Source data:
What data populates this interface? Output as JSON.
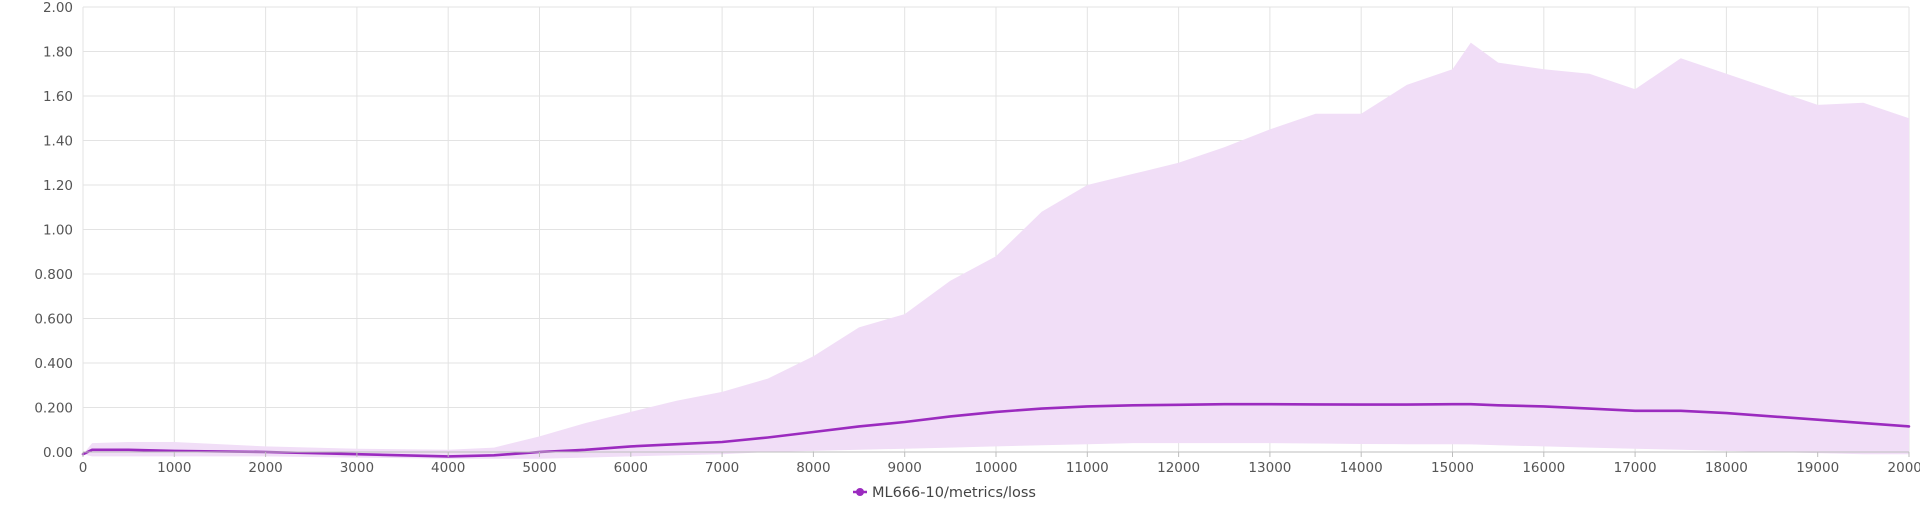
{
  "chart_data": {
    "type": "line",
    "xlim": [
      0,
      20000
    ],
    "ylim": [
      0,
      2.0
    ],
    "x_ticks": [
      "0",
      "1000",
      "2000",
      "3000",
      "4000",
      "5000",
      "6000",
      "7000",
      "8000",
      "9000",
      "10000",
      "11000",
      "12000",
      "13000",
      "14000",
      "15000",
      "16000",
      "17000",
      "18000",
      "19000",
      "20000"
    ],
    "y_ticks": [
      "0.00",
      "0.200",
      "0.400",
      "0.600",
      "0.800",
      "1.00",
      "1.20",
      "1.40",
      "1.60",
      "1.80",
      "2.00"
    ],
    "grid": true,
    "legend_position": "bottom-center",
    "series": [
      {
        "name": "ML666-10/metrics/loss",
        "color": "#9b2bbf",
        "band_color": "#f1def7",
        "x": [
          0,
          100,
          500,
          1000,
          2000,
          3000,
          4000,
          4500,
          5000,
          5500,
          6000,
          6500,
          7000,
          7500,
          8000,
          8500,
          9000,
          9500,
          10000,
          10500,
          11000,
          11500,
          12000,
          12500,
          13000,
          13500,
          14000,
          14500,
          15000,
          15200,
          15500,
          16000,
          16500,
          17000,
          17500,
          18000,
          18500,
          19000,
          19500,
          20000
        ],
        "mean": [
          -0.01,
          0.01,
          0.01,
          0.005,
          0.0,
          -0.01,
          -0.02,
          -0.015,
          0.0,
          0.01,
          0.025,
          0.035,
          0.045,
          0.065,
          0.09,
          0.115,
          0.135,
          0.16,
          0.18,
          0.195,
          0.205,
          0.21,
          0.212,
          0.215,
          0.215,
          0.214,
          0.213,
          0.213,
          0.215,
          0.215,
          0.21,
          0.205,
          0.195,
          0.185,
          0.185,
          0.175,
          0.16,
          0.145,
          0.13,
          0.115
        ],
        "upper": [
          -0.01,
          0.04,
          0.045,
          0.045,
          0.025,
          0.015,
          0.01,
          0.02,
          0.07,
          0.13,
          0.18,
          0.23,
          0.27,
          0.33,
          0.43,
          0.56,
          0.62,
          0.77,
          0.88,
          1.08,
          1.2,
          1.25,
          1.3,
          1.37,
          1.45,
          1.52,
          1.52,
          1.65,
          1.72,
          1.84,
          1.75,
          1.72,
          1.7,
          1.63,
          1.77,
          1.7,
          1.63,
          1.56,
          1.57,
          1.5
        ],
        "lower": [
          -0.01,
          -0.02,
          -0.02,
          -0.02,
          -0.02,
          -0.025,
          -0.03,
          -0.03,
          -0.03,
          -0.025,
          -0.02,
          -0.015,
          -0.01,
          0.0,
          0.005,
          0.01,
          0.015,
          0.02,
          0.025,
          0.03,
          0.035,
          0.04,
          0.04,
          0.04,
          0.04,
          0.038,
          0.036,
          0.035,
          0.035,
          0.034,
          0.03,
          0.025,
          0.02,
          0.015,
          0.01,
          0.005,
          0.0,
          -0.005,
          -0.01,
          -0.01
        ]
      }
    ]
  }
}
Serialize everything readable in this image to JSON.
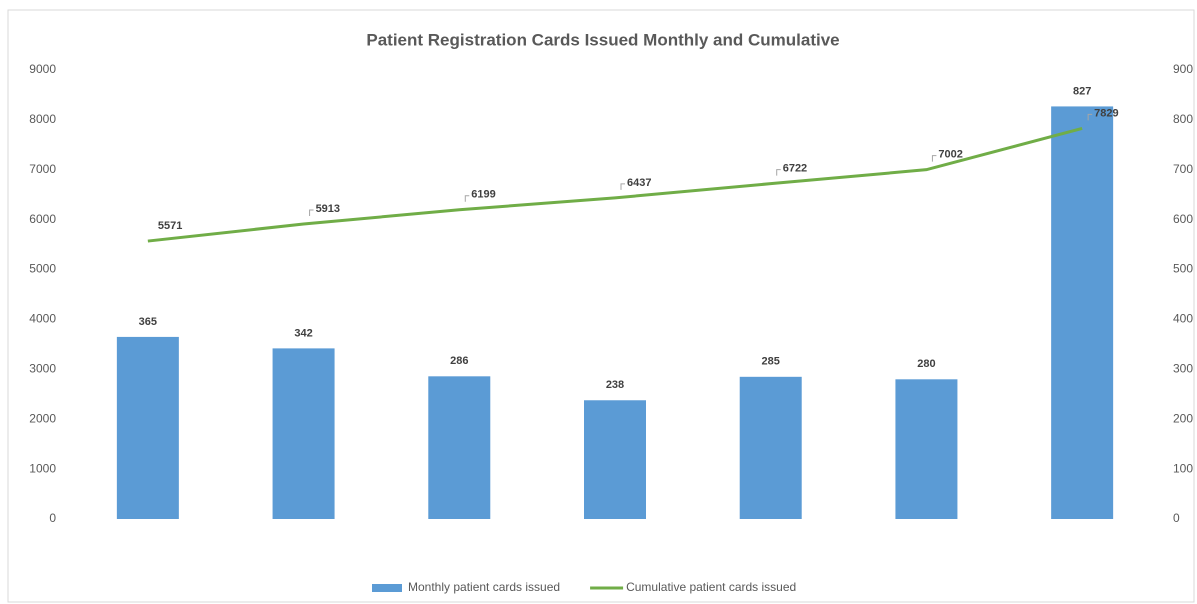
{
  "chart_data": {
    "type": "combo",
    "title": "Patient Registration Cards Issued Monthly and Cumulative",
    "categories": [
      null,
      null,
      null,
      null,
      null,
      null,
      null
    ],
    "series": [
      {
        "name": "Monthly patient cards issued",
        "type": "bar",
        "color": "#5b9bd5",
        "axis": "y2",
        "values": [
          365,
          342,
          286,
          238,
          285,
          280,
          827
        ]
      },
      {
        "name": "Cumulative patient cards issued",
        "type": "line",
        "color": "#70ad47",
        "values": [
          5571,
          5913,
          6199,
          6437,
          6722,
          7002,
          7829
        ]
      }
    ],
    "ylim": [
      0,
      9000
    ],
    "yticks": [
      0,
      1000,
      2000,
      3000,
      4000,
      5000,
      6000,
      7000,
      8000,
      9000
    ],
    "y2lim": [
      0,
      900
    ],
    "y2ticks": [
      0,
      100,
      200,
      300,
      400,
      500,
      600,
      700,
      800,
      900
    ],
    "legend": "bottom"
  }
}
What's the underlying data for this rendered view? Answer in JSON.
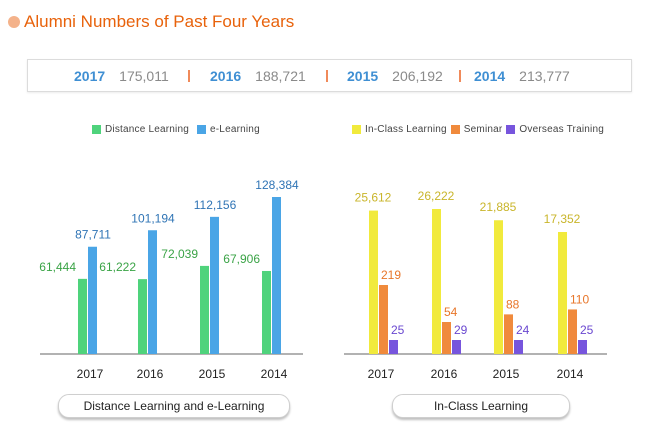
{
  "title": "Alumni Numbers of Past Four Years",
  "summary": [
    {
      "year": "2017",
      "total": "175,011"
    },
    {
      "year": "2016",
      "total": "188,721"
    },
    {
      "year": "2015",
      "total": "206,192"
    },
    {
      "year": "2014",
      "total": "213,777"
    }
  ],
  "colors": {
    "distance": "#4fd37c",
    "elearning": "#4aa5e6",
    "inclass": "#f1ea3c",
    "seminar": "#f08a3c",
    "overseas": "#7755dd",
    "title": "#e8620b",
    "year": "#3f8fd3"
  },
  "chart_data": [
    {
      "type": "bar",
      "categories": [
        "2017",
        "2016",
        "2015",
        "2014"
      ],
      "series": [
        {
          "name": "Distance Learning",
          "values": [
            61444,
            61222,
            72039,
            67906
          ],
          "labels": [
            "61,444",
            "61,222",
            "72,039",
            "67,906"
          ],
          "color": "#4fd37c",
          "label_color": "#3aa346"
        },
        {
          "name": "e-Learning",
          "values": [
            87711,
            101194,
            112156,
            128384
          ],
          "labels": [
            "87,711",
            "101,194",
            "112,156",
            "128,384"
          ],
          "color": "#4aa5e6",
          "label_color": "#2f74b5"
        }
      ],
      "ylim": [
        0,
        140000
      ],
      "legend": "top",
      "caption": "Distance Learning and e-Learning"
    },
    {
      "type": "bar",
      "categories": [
        "2017",
        "2016",
        "2015",
        "2014"
      ],
      "series": [
        {
          "name": "In-Class Learning",
          "values": [
            25612,
            26222,
            21885,
            17352
          ],
          "labels": [
            "25,612",
            "26,222",
            "21,885",
            "17,352"
          ],
          "color": "#f1ea3c",
          "label_color": "#c9b52a"
        },
        {
          "name": "Seminar",
          "values": [
            219,
            54,
            88,
            110
          ],
          "labels": [
            "219",
            "54",
            "88",
            "110"
          ],
          "color": "#f08a3c",
          "label_color": "#e8762a"
        },
        {
          "name": "Overseas Training",
          "values": [
            25,
            29,
            24,
            25
          ],
          "labels": [
            "25",
            "29",
            "24",
            "25"
          ],
          "color": "#7755dd",
          "label_color": "#6a48d0"
        }
      ],
      "legend": "top",
      "caption": "In-Class Learning"
    }
  ]
}
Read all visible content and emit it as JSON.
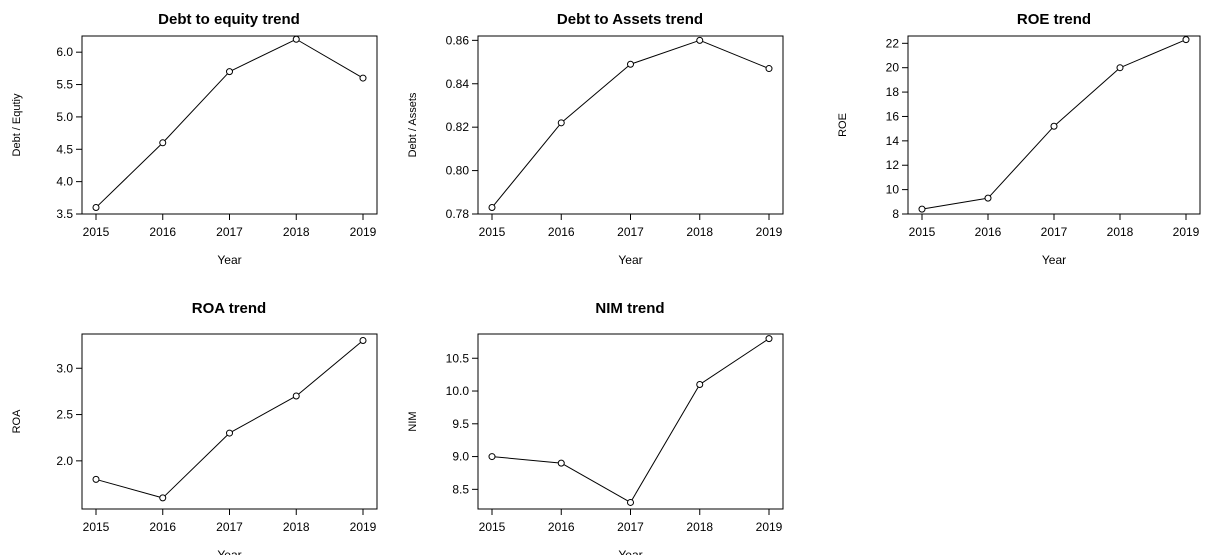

▶ [What you will do] Copy each line above precisely, dropping the pictures.

▶ [Exercise response]
What data populates this interface? Output as JSON.
{
  "chart_data": {
    "type": "line",
    "xlim": [
      0,
      20000
    ],
    "ylim": [
      0,
      2.0
    ],
    "x_ticks": [
      "0",
      "1000",
      "2000",
      "3000",
      "4000",
      "5000",
      "6000",
      "7000",
      "8000",
      "9000",
      "10000",
      "11000",
      "12000",
      "13000",
      "14000",
      "15000",
      "16000",
      "17000",
      "18000",
      "19000",
      "20000"
    ],
    "y_ticks": [
      "0.00",
      "0.200",
      "0.400",
      "0.600",
      "0.800",
      "1.00",
      "1.20",
      "1.40",
      "1.60",
      "1.80",
      "2.00"
    ],
    "grid": true,
    "legend_position": "bottom-center",
    "series": [
      {
        "name": "ML666-10/metrics/loss",
        "color": "#9b2bbf",
        "band_color": "#f1def7",
        "x": [
          0,
          100,
          500,
          1000,
          2000,
          3000,
          4000,
          4500,
          5000,
          5500,
          6000,
          6500,
          7000,
          7500,
          8000,
          8500,
          9000,
          9500,
          10000,
          10500,
          11000,
          11500,
          12000,
          12500,
          13000,
          13500,
          14000,
          14500,
          15000,
          15200,
          15500,
          16000,
          16500,
          17000,
          17500,
          18000,
          18500,
          19000,
          19500,
          20000
        ],
        "mean": [
          -0.01,
          0.01,
          0.01,
          0.005,
          0.0,
          -0.01,
          -0.02,
          -0.015,
          0.0,
          0.01,
          0.025,
          0.035,
          0.045,
          0.065,
          0.09,
          0.115,
          0.135,
          0.16,
          0.18,
          0.195,
          0.205,
          0.21,
          0.212,
          0.215,
          0.215,
          0.214,
          0.213,
          0.213,
          0.215,
          0.215,
          0.21,
          0.205,
          0.195,
          0.185,
          0.185,
          0.175,
          0.16,
          0.145,
          0.13,
          0.115
        ],
        "upper": [
          -0.01,
          0.04,
          0.045,
          0.045,
          0.025,
          0.015,
          0.01,
          0.02,
          0.07,
          0.13,
          0.18,
          0.23,
          0.27,
          0.33,
          0.43,
          0.56,
          0.62,
          0.77,
          0.88,
          1.08,
          1.2,
          1.25,
          1.3,
          1.37,
          1.45,
          1.52,
          1.52,
          1.65,
          1.72,
          1.84,
          1.75,
          1.72,
          1.7,
          1.63,
          1.77,
          1.7,
          1.63,
          1.56,
          1.57,
          1.5
        ],
        "lower": [
          -0.01,
          -0.02,
          -0.02,
          -0.02,
          -0.02,
          -0.025,
          -0.03,
          -0.03,
          -0.03,
          -0.025,
          -0.02,
          -0.015,
          -0.01,
          0.0,
          0.005,
          0.01,
          0.015,
          0.02,
          0.025,
          0.03,
          0.035,
          0.04,
          0.04,
          0.04,
          0.04,
          0.038,
          0.036,
          0.035,
          0.035,
          0.034,
          0.03,
          0.025,
          0.02,
          0.015,
          0.01,
          0.005,
          0.0,
          -0.005,
          -0.01,
          -0.01
        ]
      }
    ]
  }
}
Serialize everything readable in this image to JSON.
{
  "chart_data": {
    "type": "combo",
    "title": "Patient Registration Cards Issued Monthly and Cumulative",
    "categories": [
      null,
      null,
      null,
      null,
      null,
      null,
      null
    ],
    "series": [
      {
        "name": "Monthly patient cards issued",
        "type": "bar",
        "color": "#5b9bd5",
        "axis": "y2",
        "values": [
          365,
          342,
          286,
          238,
          285,
          280,
          827
        ]
      },
      {
        "name": "Cumulative patient cards issued",
        "type": "line",
        "color": "#70ad47",
        "values": [
          5571,
          5913,
          6199,
          6437,
          6722,
          7002,
          7829
        ]
      }
    ],
    "ylim": [
      0,
      9000
    ],
    "yticks": [
      0,
      1000,
      2000,
      3000,
      4000,
      5000,
      6000,
      7000,
      8000,
      9000
    ],
    "y2lim": [
      0,
      900
    ],
    "y2ticks": [
      0,
      100,
      200,
      300,
      400,
      500,
      600,
      700,
      800,
      900
    ],
    "legend": "bottom"
  }
}
What's the underlying data for this rendered view? Answer in JSON.
{
  "title": "Alumni Numbers of Past Four Years",
  "summary": [
    {
      "year": "2017",
      "total": "175,011"
    },
    {
      "year": "2016",
      "total": "188,721"
    },
    {
      "year": "2015",
      "total": "206,192"
    },
    {
      "year": "2014",
      "total": "213,777"
    }
  ],
  "colors": {
    "distance": "#4fd37c",
    "elearning": "#4aa5e6",
    "inclass": "#f1ea3c",
    "seminar": "#f08a3c",
    "overseas": "#7755dd",
    "title": "#e8620b",
    "year": "#3f8fd3"
  },
  "chart_data": [
    {
      "type": "bar",
      "categories": [
        "2017",
        "2016",
        "2015",
        "2014"
      ],
      "series": [
        {
          "name": "Distance Learning",
          "values": [
            61444,
            61222,
            72039,
            67906
          ],
          "labels": [
            "61,444",
            "61,222",
            "72,039",
            "67,906"
          ],
          "color": "#4fd37c",
          "label_color": "#3aa346"
        },
        {
          "name": "e-Learning",
          "values": [
            87711,
            101194,
            112156,
            128384
          ],
          "labels": [
            "87,711",
            "101,194",
            "112,156",
            "128,384"
          ],
          "color": "#4aa5e6",
          "label_color": "#2f74b5"
        }
      ],
      "ylim": [
        0,
        140000
      ],
      "legend": "top",
      "caption": "Distance Learning and e-Learning"
    },
    {
      "type": "bar",
      "categories": [
        "2017",
        "2016",
        "2015",
        "2014"
      ],
      "series": [
        {
          "name": "In-Class Learning",
          "values": [
            25612,
            26222,
            21885,
            17352
          ],
          "labels": [
            "25,612",
            "26,222",
            "21,885",
            "17,352"
          ],
          "color": "#f1ea3c",
          "label_color": "#c9b52a"
        },
        {
          "name": "Seminar",
          "values": [
            219,
            54,
            88,
            110
          ],
          "labels": [
            "219",
            "54",
            "88",
            "110"
          ],
          "color": "#f08a3c",
          "label_color": "#e8762a"
        },
        {
          "name": "Overseas Training",
          "values": [
            25,
            29,
            24,
            25
          ],
          "labels": [
            "25",
            "29",
            "24",
            "25"
          ],
          "color": "#7755dd",
          "label_color": "#6a48d0"
        }
      ],
      "legend": "top",
      "caption": "In-Class Learning"
    }
  ]
}
Read all visible content and emit it as JSON.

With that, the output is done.